** START Material for this task **

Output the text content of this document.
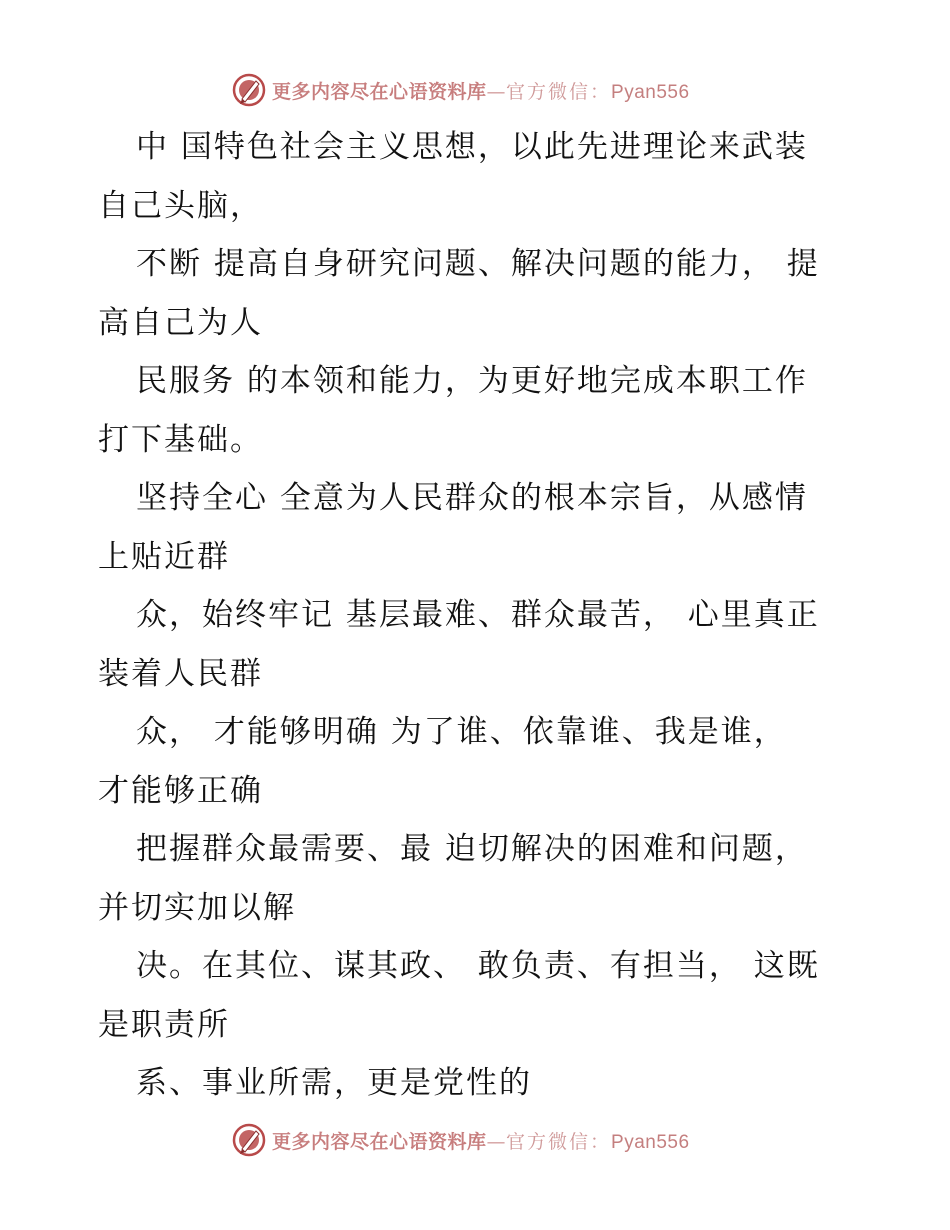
更多内容尽在心语资料库—官方微信：Pyan556
中 国特色社会主义思想，以此先进理论来武装
自己头脑，
不断 提高自身研究问题、解决问题的能力， 提
高自己为人
民服务 的本领和能力，为更好地完成本职工作
打下基础。
坚持全心 全意为人民群众的根本宗旨，从感情
上贴近群
众，始终牢记 基层最难、群众最苦， 心里真正
装着人民群
众， 才能够明确 为了谁、依靠谁、我是谁，
才能够正确
把握群众最需要、最 迫切解决的困难和问题，
并切实加以解
决。在其位、谋其政、 敢负责、有担当， 这既
是职责所
系、事业所需，更是党性的
更多内容尽在心语资料库—官方微信：Pyan556
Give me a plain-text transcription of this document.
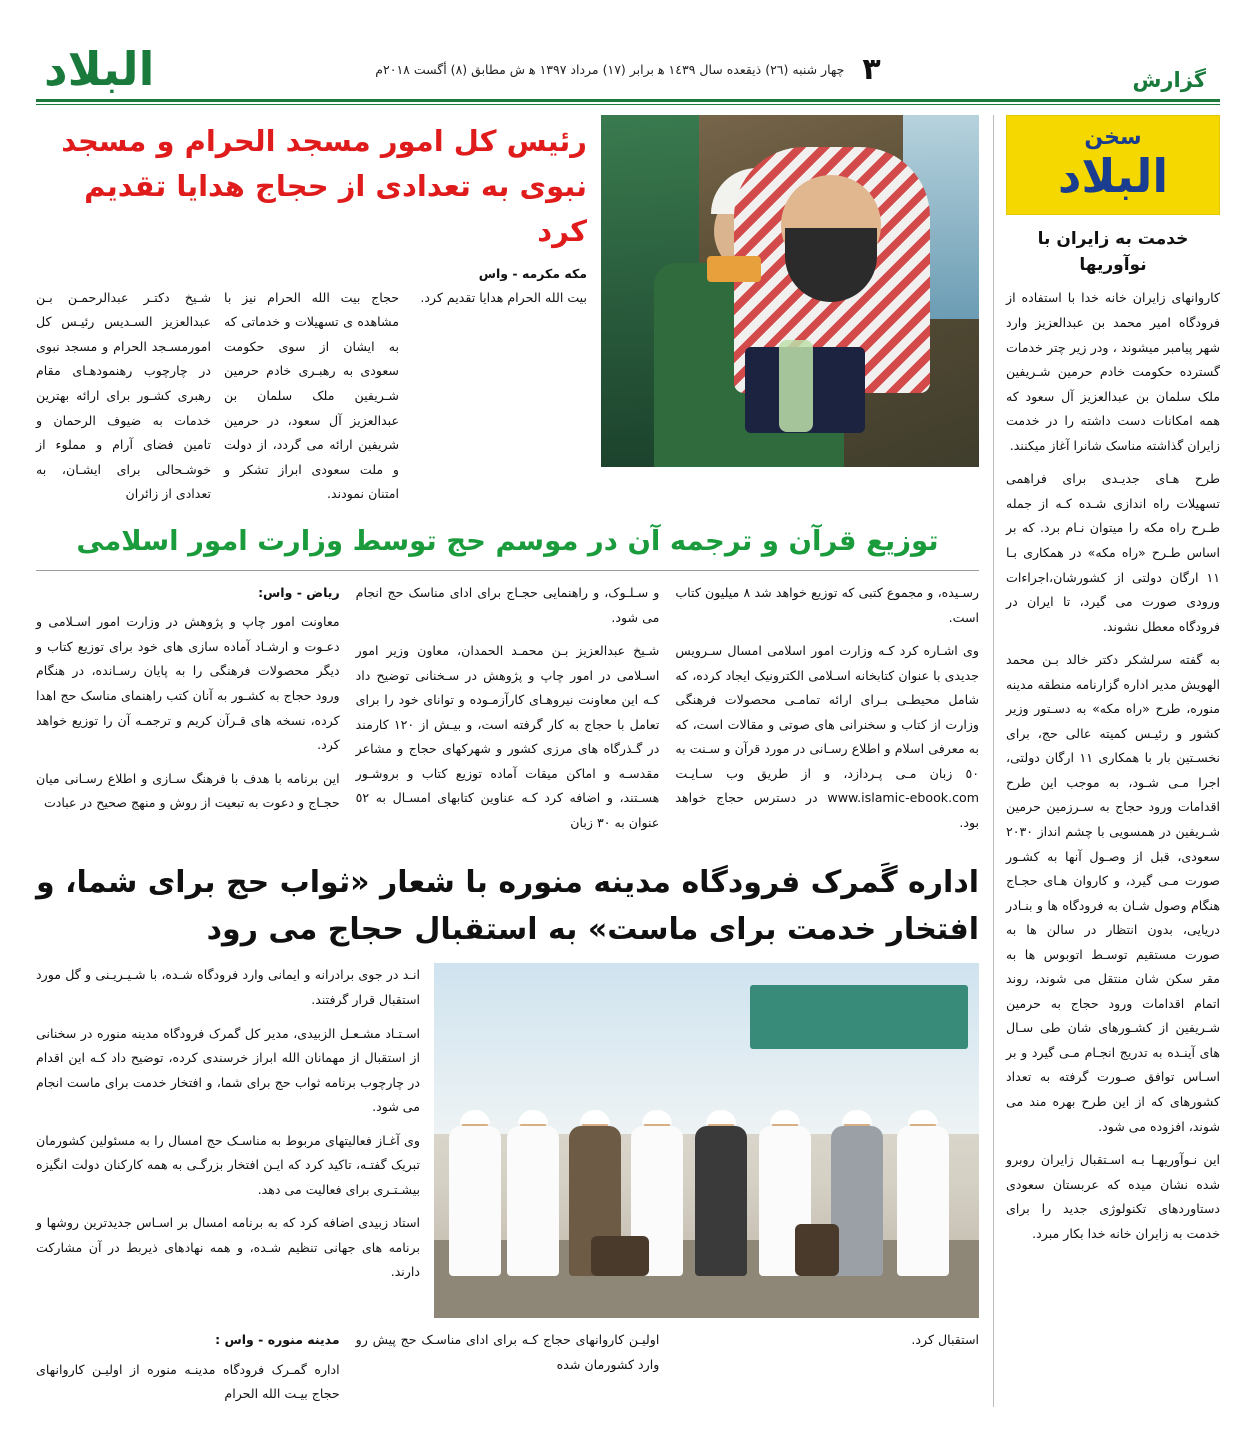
گزارش
٣
چهار شنبه (٢٦) ذیقعده سال ١٤٣٩ ه‍ برابر (١٧) مرداد ١٣٩٧ ه‍ ش مطابق (٨) أگست ٢٠١٨م
البلاد
سخن
البلاد
خدمت به زایران با نوآوریها

کاروانهای زایران خانه خدا با استفاده از فرودگاه امیر محمد بن عبدالعزیز وارد شهر پیامبر میشوند ، ودر زیر چتر خدمات گسترده حکومت خادم حرمین شـریفین ملک سلمان بن عبدالعزیز آل سعود که همه امکانات دست داشته را در خدمت زایران گذاشته مناسک شانرا آغاز میکنند.

طرح هـای جدیـدی برای فراهمی تسهیلات راه اندازی شـده کـه از جمله طـرح راه مکه را میتوان نـام برد. که بر اساس طـرح «راه مکه» در همکاری بـا ١١ ارگان دولتی از کشورشان،اجراءات ورودی صورت می گیرد، تا ایران در فرودگاه معطل نشوند.

به گفته سرلشکر دکتر خالد بـن محمد الهویش مدیر اداره گزارنامه منطقه مدینه منوره، طرح «راه مکه» به دسـتور وزیر کشور و رئیـس کمیته عالی حج، برای نخسـتین بار با همکاری ١١ ارگان دولتی، اجرا مـی شـود، به موجب این طرح اقدامات ورود حجاج به سـرزمین حرمین شـریفین در همسویی با چشم انداز ٢٠٣٠ سعودی، قبل از وصـول آنها به کشـور صورت مـی گیرد، و کاروان هـای حجـاج هنگام وصول شـان به فرودگاه ها و بنـادر دریایی، بدون انتظار در سالن ها به صورت مستقیم توسـط اتوبوس ها به مقر سکن شان منتقل می شوند، روند اتمام اقدامات ورود حجاج به حرمین شـریفین از کشـورهای شان طی سـال های آینـده به تدریج انجـام مـی گیرد و بر اسـاس توافق صـورت گرفته به تعداد کشورهای که از این طرح بهره مند می شوند، افزوده می شود.

این نـوآوریهـا بـه اسـتقبال زایران روبرو شده نشان میده که عربستان سعودی دستاوردهای تکنولوژی جدید را برای خدمت به زایران خانه خدا بکار مبرد.

رئیس کل امور مسجد الحرام و مسجد نبوی به تعدادی از حجاج هدایا تقدیم کرد
مکه مکرمه - واس
بیت الله الحرام هدایا تقدیم کرد.
حجاج بیت الله الحرام نیز با مشاهده ی تسهیلات و خدماتی که به ایشان از سوی حکومت سعودی به رهبـری خادم حرمین شـریفین ملک سلمان بن عبدالعزیز آل سعود، در حرمین شریفین ارائه می گردد، از دولت و ملت سعودی ابراز تشکر و امتنان نمودند.
شـیخ دکتـر عبدالرحمـن بـن عبدالعزیز السـدیس رئیـس کل امورمسـجد الحرام و مسجد نبوی در چارچوب رهنمودهـای مقام رهبری کشـور برای ارائه بهترین خدمات به ضیوف الرحمان و تامین فضای آرام و مملوء از خوشـحالی برای ایشـان، به تعدادی از زائران
توزیع قرآن و ترجمه آن در موسم حج توسط وزارت امور اسلامی

رسـیده، و مجموع کتبی که توزیع خواهد شد ٨ میلیون کتاب است.

وی اشـاره کرد کـه وزارت امور اسلامی امسال سـرویس جدیدی با عنوان کتابخانه اسـلامی الکترونیک ایجاد کرده، که شامل محیطـی بـرای ارائه تمامـی محصولات فرهنگی وزارت از کتاب و سخنرانی های صوتی و مقالات است، که به معرفی اسلام و اطلاع رسـانی در مورد قرآن و سـنت به ٥٠ زبان مـی پـردازد، و از طریق وب سـایـت www.islamic-ebook.com در دسترس حجاج خواهد بود.

و سـلـوک، و راهنمایی حجـاج برای ادای مناسک حج انجام می شود.

شـیخ عبدالعزیز بـن محمـد الحمدان، معاون وزیر امور اسـلامی در امور چاپ و پژوهش در سـخنانی توضیح داد کـه این معاونت نیروهـای کارآزمـوده و توانای خود را برای تعامل با حجاج به کار گرفته است، و بیـش از ١٢٠ کارمند در گـذرگاه های مرزی کشور و شهرکهای حجاج و مشاعر مقدسـه و اماکن میقات آماده توزیع کتاب و بروشـور هسـتند، و اضافه کرد کـه عناوین کتابهای امسـال به ٥٢ عنوان به ٣٠ زبان

ریاض - واس:

معاونت امور چاپ و پژوهش در وزارت امور اسـلامی و دعـوت و ارشـاد آماده سازی های خود برای توزیع کتاب و دیگر محصولات فرهنگی را به پایان رسـانده، در هنگام ورود حجاج به کشـور به آنان کتب راهنمای مناسک حج اهدا کرده، نسخه های قـرآن کریم و ترجمـه آن را توزیع خواهد کرد.

این برنامه با هدف با فرهنگ سـازی و اطلاع رسـانی میان حجـاج و دعوت به تبعیت از روش و منهج صحیح در عبادت

اداره گَمرک فرودگاه مدینه منوره با شعار «ثواب حج برای شما، و افتخار خدمت برای ماست» به استقبال حجاج می رود

انـد در جوی برادرانه و ایمانی وارد فرودگاه شـده، با شـیـریـنی و گل مورد استقبال قرار گرفتند.

اسـتـاد مشـعـل الزبیدی، مدیر کل گمرک فرودگاه مدینه منوره در سخنانی از استقبال از مهمانان الله ابراز خرسندی کرده، توضیح داد کـه این اقدام در چارچوب برنامه ثواب حج برای شما، و افتخار خدمت برای ماست انجام می شود.

وی آغـاز فعالیتهای مربوط به مناسـک حج امسال را به مسئولین کشورمان تبریک گفتـه، تاکید کرد که ایـن افتخار بزرگـی به همه کارکنان دولت انگیزه بیشـتـری برای فعالیت می دهد.

استاد زبیدی اضافه کرد که به برنامه امسال بر اسـاس جدیدترین روشها و برنامه های جهانی تنظیم شـده، و همه نهادهای ذیربط در آن مشارکت دارند.

استقبال کرد.
اولیـن کاروانهای حجاج کـه برای ادای مناسـک حج پیش رو وارد کشورمان شده
مدینه منوره - واس :
اداره گمـرک فرودگاه مدینـه منوره از اولیـن کاروانهای حجاج بیـت الله الحرام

** END Material for this task **

§ **Problem details**: Images in the data above are to be skipped. Retype all other material exactly.

§ **Final result**:
Output the text content of this document.
更多内容尽在心语资料库—官方微信：Pyan556
中 国特色社会主义思想，以此先进理论来武装
自己头脑，
不断 提高自身研究问题、解决问题的能力， 提
高自己为人
民服务 的本领和能力，为更好地完成本职工作
打下基础。
坚持全心 全意为人民群众的根本宗旨，从感情
上贴近群
众，始终牢记 基层最难、群众最苦， 心里真正
装着人民群
众， 才能够明确 为了谁、依靠谁、我是谁，
才能够正确
把握群众最需要、最 迫切解决的困难和问题，
并切实加以解
决。在其位、谋其政、 敢负责、有担当， 这既
是职责所
系、事业所需，更是党性的
更多内容尽在心语资料库—官方微信：Pyan556
Give me a plain-text transcription of this document.
گزارش
٣
چهار شنبه (٢٦) ذیقعده سال ١٤٣٩ ه‍ برابر (١٧) مرداد ١٣٩٧ ه‍ ش مطابق (٨) أگست ٢٠١٨م
البلاد
سخن
البلاد
خدمت به زایران با نوآوریها

کاروانهای زایران خانه خدا با استفاده از فرودگاه امیر محمد بن عبدالعزیز وارد شهر پیامبر میشوند ، ودر زیر چتر خدمات گسترده حکومت خادم حرمین شـریفین ملک سلمان بن عبدالعزیز آل سعود که همه امکانات دست داشته را در خدمت زایران گذاشته مناسک شانرا آغاز میکنند.

طرح هـای جدیـدی برای فراهمی تسهیلات راه اندازی شـده کـه از جمله طـرح راه مکه را میتوان نـام برد. که بر اساس طـرح «راه مکه» در همکاری بـا ١١ ارگان دولتی از کشورشان،اجراءات ورودی صورت می گیرد، تا ایران در فرودگاه معطل نشوند.

به گفته سرلشکر دکتر خالد بـن محمد الهویش مدیر اداره گزارنامه منطقه مدینه منوره، طرح «راه مکه» به دسـتور وزیر کشور و رئیـس کمیته عالی حج، برای نخسـتین بار با همکاری ١١ ارگان دولتی، اجرا مـی شـود، به موجب این طرح اقدامات ورود حجاج به سـرزمین حرمین شـریفین در همسویی با چشم انداز ٢٠٣٠ سعودی، قبل از وصـول آنها به کشـور صورت مـی گیرد، و کاروان هـای حجـاج هنگام وصول شـان به فرودگاه ها و بنـادر دریایی، بدون انتظار در سالن ها به صورت مستقیم توسـط اتوبوس ها به مقر سکن شان منتقل می شوند، روند اتمام اقدامات ورود حجاج به حرمین شـریفین از کشـورهای شان طی سـال های آینـده به تدریج انجـام مـی گیرد و بر اسـاس توافق صـورت گرفته به تعداد کشورهای که از این طرح بهره مند می شوند، افزوده می شود.

این نـوآوریهـا بـه اسـتقبال زایران روبرو شده نشان میده که عربستان سعودی دستاوردهای تکنولوژی جدید را برای خدمت به زایران خانه خدا بکار مبرد.

رئیس کل امور مسجد الحرام و مسجد نبوی به تعدادی از حجاج هدایا تقدیم کرد
مکه مکرمه - واس
بیت الله الحرام هدایا تقدیم کرد.
حجاج بیت الله الحرام نیز با مشاهده ی تسهیلات و خدماتی که به ایشان از سوی حکومت سعودی به رهبـری خادم حرمین شـریفین ملک سلمان بن عبدالعزیز آل سعود، در حرمین شریفین ارائه می گردد، از دولت و ملت سعودی ابراز تشکر و امتنان نمودند.
شـیخ دکتـر عبدالرحمـن بـن عبدالعزیز السـدیس رئیـس کل امورمسـجد الحرام و مسجد نبوی در چارچوب رهنمودهـای مقام رهبری کشـور برای ارائه بهترین خدمات به ضیوف الرحمان و تامین فضای آرام و مملوء از خوشـحالی برای ایشـان، به تعدادی از زائران
توزیع قرآن و ترجمه آن در موسم حج توسط وزارت امور اسلامی

رسـیده، و مجموع کتبی که توزیع خواهد شد ٨ میلیون کتاب است.

وی اشـاره کرد کـه وزارت امور اسلامی امسال سـرویس جدیدی با عنوان کتابخانه اسـلامی الکترونیک ایجاد کرده، که شامل محیطـی بـرای ارائه تمامـی محصولات فرهنگی وزارت از کتاب و سخنرانی های صوتی و مقالات است، که به معرفی اسلام و اطلاع رسـانی در مورد قرآن و سـنت به ٥٠ زبان مـی پـردازد، و از طریق وب سـایـت www.islamic-ebook.com در دسترس حجاج خواهد بود.

و سـلـوک، و راهنمایی حجـاج برای ادای مناسک حج انجام می شود.

شـیخ عبدالعزیز بـن محمـد الحمدان، معاون وزیر امور اسـلامی در امور چاپ و پژوهش در سـخنانی توضیح داد کـه این معاونت نیروهـای کارآزمـوده و توانای خود را برای تعامل با حجاج به کار گرفته است، و بیـش از ١٢٠ کارمند در گـذرگاه های مرزی کشور و شهرکهای حجاج و مشاعر مقدسـه و اماکن میقات آماده توزیع کتاب و بروشـور هسـتند، و اضافه کرد کـه عناوین کتابهای امسـال به ٥٢ عنوان به ٣٠ زبان

ریاض - واس:

معاونت امور چاپ و پژوهش در وزارت امور اسـلامی و دعـوت و ارشـاد آماده سازی های خود برای توزیع کتاب و دیگر محصولات فرهنگی را به پایان رسـانده، در هنگام ورود حجاج به کشـور به آنان کتب راهنمای مناسک حج اهدا کرده، نسخه های قـرآن کریم و ترجمـه آن را توزیع خواهد کرد.

این برنامه با هدف با فرهنگ سـازی و اطلاع رسـانی میان حجـاج و دعوت به تبعیت از روش و منهج صحیح در عبادت

اداره گَمرک فرودگاه مدینه منوره با شعار «ثواب حج برای شما، و افتخار خدمت برای ماست» به استقبال حجاج می رود

انـد در جوی برادرانه و ایمانی وارد فرودگاه شـده، با شـیـریـنی و گل مورد استقبال قرار گرفتند.

اسـتـاد مشـعـل الزبیدی، مدیر کل گمرک فرودگاه مدینه منوره در سخنانی از استقبال از مهمانان الله ابراز خرسندی کرده، توضیح داد کـه این اقدام در چارچوب برنامه ثواب حج برای شما، و افتخار خدمت برای ماست انجام می شود.

وی آغـاز فعالیتهای مربوط به مناسـک حج امسال را به مسئولین کشورمان تبریک گفتـه، تاکید کرد که ایـن افتخار بزرگـی به همه کارکنان دولت انگیزه بیشـتـری برای فعالیت می دهد.

استاد زبیدی اضافه کرد که به برنامه امسال بر اسـاس جدیدترین روشها و برنامه های جهانی تنظیم شـده، و همه نهادهای ذیربط در آن مشارکت دارند.

استقبال کرد.
اولیـن کاروانهای حجاج کـه برای ادای مناسـک حج پیش رو وارد کشورمان شده
مدینه منوره - واس :
اداره گمـرک فرودگاه مدینـه منوره از اولیـن کاروانهای حجاج بیـت الله الحرام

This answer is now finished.